Records from a collection of figures
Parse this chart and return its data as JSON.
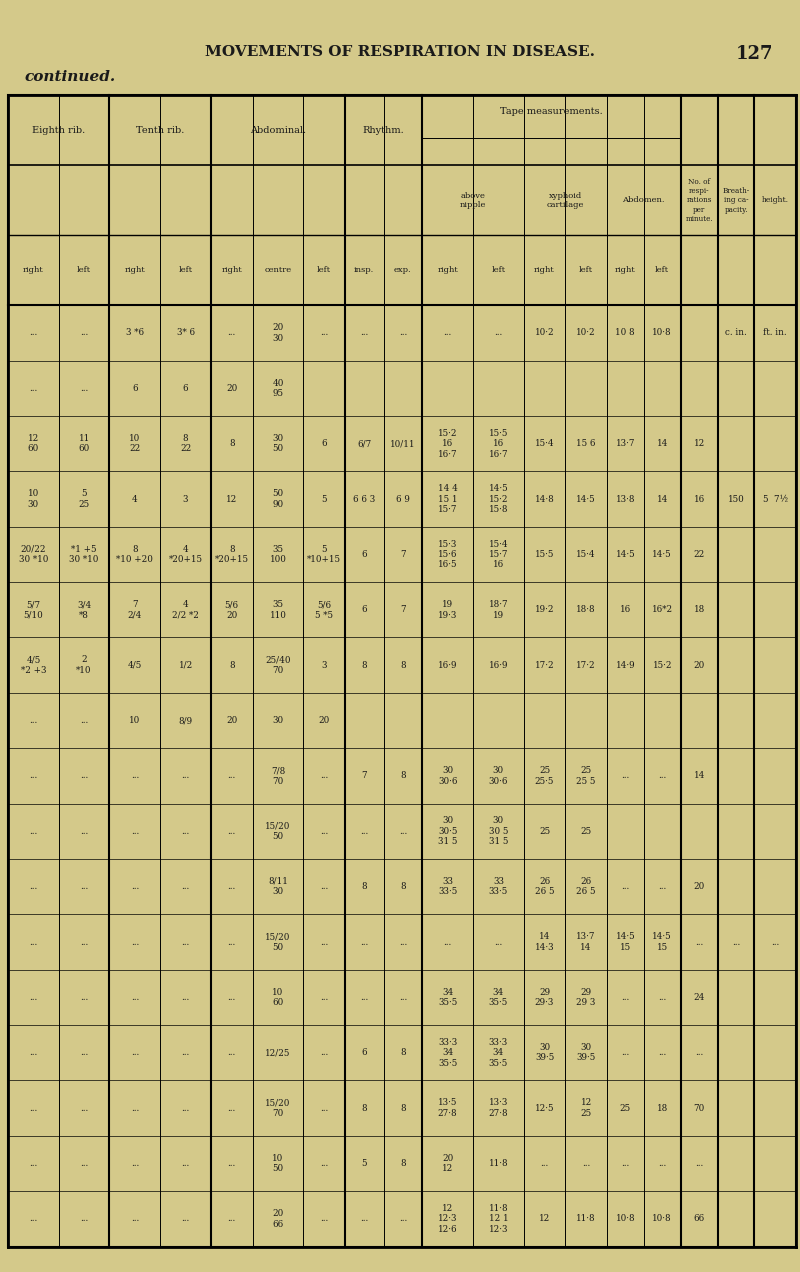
{
  "page_header": "MOVEMENTS OF RESPIRATION IN DISEASE.",
  "page_number": "127",
  "section_label": "continued.",
  "bg_color": "#d4c98a",
  "units_row": [
    "...",
    "...",
    "3 *6",
    "3* 6",
    "...",
    "20\n30",
    "...",
    "...",
    "...",
    "...",
    "...",
    "10·2",
    "10·2",
    "10 8",
    "10·8",
    "",
    "c. in.",
    "ft. in."
  ],
  "data_rows": [
    [
      "...",
      "...",
      "6",
      "6",
      "20",
      "40\n95",
      "",
      "",
      "",
      "",
      "",
      "",
      "",
      "",
      "",
      "",
      "",
      ""
    ],
    [
      "12\n60",
      "11\n60",
      "10\n22",
      "8\n22",
      "8",
      "30\n50",
      "6",
      "6/7",
      "10/11",
      "15·2\n16\n16·7",
      "15·5\n16\n16·7",
      "15·4",
      "15 6",
      "13·7",
      "14",
      "12",
      "",
      ""
    ],
    [
      "10\n30",
      "5\n25",
      "4",
      "3",
      "12",
      "50\n90",
      "5",
      "6 6 3",
      "6 9",
      "14 4\n15 1\n15·7",
      "14·5\n15·2\n15·8",
      "14·8",
      "14·5",
      "13·8",
      "14",
      "16",
      "150",
      "5  7½"
    ],
    [
      "20/22\n30 *10",
      "*1 +5\n30 *10",
      "8\n*10 +20",
      "4\n*20+15",
      "8\n*20+15",
      "35\n100",
      "5\n*10+15",
      "6",
      "7",
      "15·3\n15·6\n16·5",
      "15·4\n15·7\n16",
      "15·5",
      "15·4",
      "14·5",
      "14·5",
      "22",
      "",
      ""
    ],
    [
      "5/7\n5/10",
      "3/4\n*8",
      "7\n2/4",
      "4\n2/2 *2",
      "5/6\n20",
      "35\n110",
      "5/6\n5 *5",
      "6",
      "7",
      "19\n19·3",
      "18·7\n19",
      "19·2",
      "18·8",
      "16",
      "16*2",
      "18",
      "",
      ""
    ],
    [
      "4/5\n*2 +3",
      "2\n*10",
      "4/5",
      "1/2",
      "8",
      "25/40\n70",
      "3",
      "8",
      "8",
      "16·9",
      "16·9",
      "17·2",
      "17·2",
      "14·9",
      "15·2",
      "20",
      "",
      ""
    ],
    [
      "...",
      "...",
      "10",
      "8/9",
      "20",
      "30",
      "20",
      "",
      "",
      "",
      "",
      "",
      "",
      "",
      "",
      "",
      "",
      ""
    ],
    [
      "...",
      "...",
      "...",
      "...",
      "...",
      "7/8\n70",
      "...",
      "7",
      "8",
      "30\n30·6",
      "30\n30·6",
      "25\n25·5",
      "25\n25 5",
      "...",
      "...",
      "14",
      "",
      ""
    ],
    [
      "...",
      "...",
      "...",
      "...",
      "...",
      "15/20\n50",
      "...",
      "...",
      "...",
      "30\n30·5\n31 5",
      "30\n30 5\n31 5",
      "25",
      "25",
      "",
      "",
      "",
      "",
      ""
    ],
    [
      "...",
      "...",
      "...",
      "...",
      "...",
      "8/11\n30",
      "...",
      "8",
      "8",
      "33\n33·5",
      "33\n33·5",
      "26\n26 5",
      "26\n26 5",
      "...",
      "...",
      "20",
      "",
      ""
    ],
    [
      "...",
      "...",
      "...",
      "...",
      "...",
      "15/20\n50",
      "...",
      "...",
      "...",
      "...",
      "...",
      "14\n14·3",
      "13·7\n14",
      "14·5\n15",
      "14·5\n15",
      "...",
      "...",
      "..."
    ],
    [
      "...",
      "...",
      "...",
      "...",
      "...",
      "10\n60",
      "...",
      "...",
      "...",
      "34\n35·5",
      "34\n35·5",
      "29\n29·3",
      "29\n29 3",
      "...",
      "...",
      "24",
      "",
      ""
    ],
    [
      "...",
      "...",
      "...",
      "...",
      "...",
      "12/25",
      "...",
      "6",
      "8",
      "33·3\n34\n35·5",
      "33·3\n34\n35·5",
      "30\n39·5",
      "30\n39·5",
      "...",
      "...",
      "...",
      "",
      ""
    ],
    [
      "...",
      "...",
      "...",
      "...",
      "...",
      "15/20\n70",
      "...",
      "8",
      "8",
      "13·5\n27·8",
      "13·3\n27·8",
      "12·5",
      "12\n25",
      "25",
      "18",
      "70",
      "",
      ""
    ],
    [
      "...",
      "...",
      "...",
      "...",
      "...",
      "10\n50",
      "...",
      "5",
      "8",
      "20\n12",
      "11·8",
      "...",
      "...",
      "...",
      "...",
      "...",
      "",
      ""
    ],
    [
      "...",
      "...",
      "...",
      "...",
      "...",
      "20\n66",
      "...",
      "...",
      "...",
      "12\n12·3\n12·6",
      "11·8\n12 1\n12·3",
      "12",
      "11·8",
      "10·8",
      "10·8",
      "66",
      "",
      ""
    ]
  ]
}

- _The request_
Every entry above needs to be retyped exactly; drop the pictures.

- _Task solution_
Parse this chart and return its data as JSON.
{
  "page_header": "MOVEMENTS OF RESPIRATION IN DISEASE.",
  "page_number": "127",
  "section_label": "continued.",
  "bg_color": "#d4c98a",
  "units_row": [
    "...",
    "...",
    "3 *6",
    "3* 6",
    "...",
    "20\n30",
    "...",
    "...",
    "...",
    "...",
    "...",
    "10·2",
    "10·2",
    "10 8",
    "10·8",
    "",
    "c. in.",
    "ft. in."
  ],
  "data_rows": [
    [
      "...",
      "...",
      "6",
      "6",
      "20",
      "40\n95",
      "",
      "",
      "",
      "",
      "",
      "",
      "",
      "",
      "",
      "",
      "",
      ""
    ],
    [
      "12\n60",
      "11\n60",
      "10\n22",
      "8\n22",
      "8",
      "30\n50",
      "6",
      "6/7",
      "10/11",
      "15·2\n16\n16·7",
      "15·5\n16\n16·7",
      "15·4",
      "15 6",
      "13·7",
      "14",
      "12",
      "",
      ""
    ],
    [
      "10\n30",
      "5\n25",
      "4",
      "3",
      "12",
      "50\n90",
      "5",
      "6 6 3",
      "6 9",
      "14 4\n15 1\n15·7",
      "14·5\n15·2\n15·8",
      "14·8",
      "14·5",
      "13·8",
      "14",
      "16",
      "150",
      "5  7½"
    ],
    [
      "20/22\n30 *10",
      "*1 +5\n30 *10",
      "8\n*10 +20",
      "4\n*20+15",
      "8\n*20+15",
      "35\n100",
      "5\n*10+15",
      "6",
      "7",
      "15·3\n15·6\n16·5",
      "15·4\n15·7\n16",
      "15·5",
      "15·4",
      "14·5",
      "14·5",
      "22",
      "",
      ""
    ],
    [
      "5/7\n5/10",
      "3/4\n*8",
      "7\n2/4",
      "4\n2/2 *2",
      "5/6\n20",
      "35\n110",
      "5/6\n5 *5",
      "6",
      "7",
      "19\n19·3",
      "18·7\n19",
      "19·2",
      "18·8",
      "16",
      "16*2",
      "18",
      "",
      ""
    ],
    [
      "4/5\n*2 +3",
      "2\n*10",
      "4/5",
      "1/2",
      "8",
      "25/40\n70",
      "3",
      "8",
      "8",
      "16·9",
      "16·9",
      "17·2",
      "17·2",
      "14·9",
      "15·2",
      "20",
      "",
      ""
    ],
    [
      "...",
      "...",
      "10",
      "8/9",
      "20",
      "30",
      "20",
      "",
      "",
      "",
      "",
      "",
      "",
      "",
      "",
      "",
      "",
      ""
    ],
    [
      "...",
      "...",
      "...",
      "...",
      "...",
      "7/8\n70",
      "...",
      "7",
      "8",
      "30\n30·6",
      "30\n30·6",
      "25\n25·5",
      "25\n25 5",
      "...",
      "...",
      "14",
      "",
      ""
    ],
    [
      "...",
      "...",
      "...",
      "...",
      "...",
      "15/20\n50",
      "...",
      "...",
      "...",
      "30\n30·5\n31 5",
      "30\n30 5\n31 5",
      "25",
      "25",
      "",
      "",
      "",
      "",
      ""
    ],
    [
      "...",
      "...",
      "...",
      "...",
      "...",
      "8/11\n30",
      "...",
      "8",
      "8",
      "33\n33·5",
      "33\n33·5",
      "26\n26 5",
      "26\n26 5",
      "...",
      "...",
      "20",
      "",
      ""
    ],
    [
      "...",
      "...",
      "...",
      "...",
      "...",
      "15/20\n50",
      "...",
      "...",
      "...",
      "...",
      "...",
      "14\n14·3",
      "13·7\n14",
      "14·5\n15",
      "14·5\n15",
      "...",
      "...",
      "..."
    ],
    [
      "...",
      "...",
      "...",
      "...",
      "...",
      "10\n60",
      "...",
      "...",
      "...",
      "34\n35·5",
      "34\n35·5",
      "29\n29·3",
      "29\n29 3",
      "...",
      "...",
      "24",
      "",
      ""
    ],
    [
      "...",
      "...",
      "...",
      "...",
      "...",
      "12/25",
      "...",
      "6",
      "8",
      "33·3\n34\n35·5",
      "33·3\n34\n35·5",
      "30\n39·5",
      "30\n39·5",
      "...",
      "...",
      "...",
      "",
      ""
    ],
    [
      "...",
      "...",
      "...",
      "...",
      "...",
      "15/20\n70",
      "...",
      "8",
      "8",
      "13·5\n27·8",
      "13·3\n27·8",
      "12·5",
      "12\n25",
      "25",
      "18",
      "70",
      "",
      ""
    ],
    [
      "...",
      "...",
      "...",
      "...",
      "...",
      "10\n50",
      "...",
      "5",
      "8",
      "20\n12",
      "11·8",
      "...",
      "...",
      "...",
      "...",
      "...",
      "",
      ""
    ],
    [
      "...",
      "...",
      "...",
      "...",
      "...",
      "20\n66",
      "...",
      "...",
      "...",
      "12\n12·3\n12·6",
      "11·8\n12 1\n12·3",
      "12",
      "11·8",
      "10·8",
      "10·8",
      "66",
      "",
      ""
    ]
  ]
}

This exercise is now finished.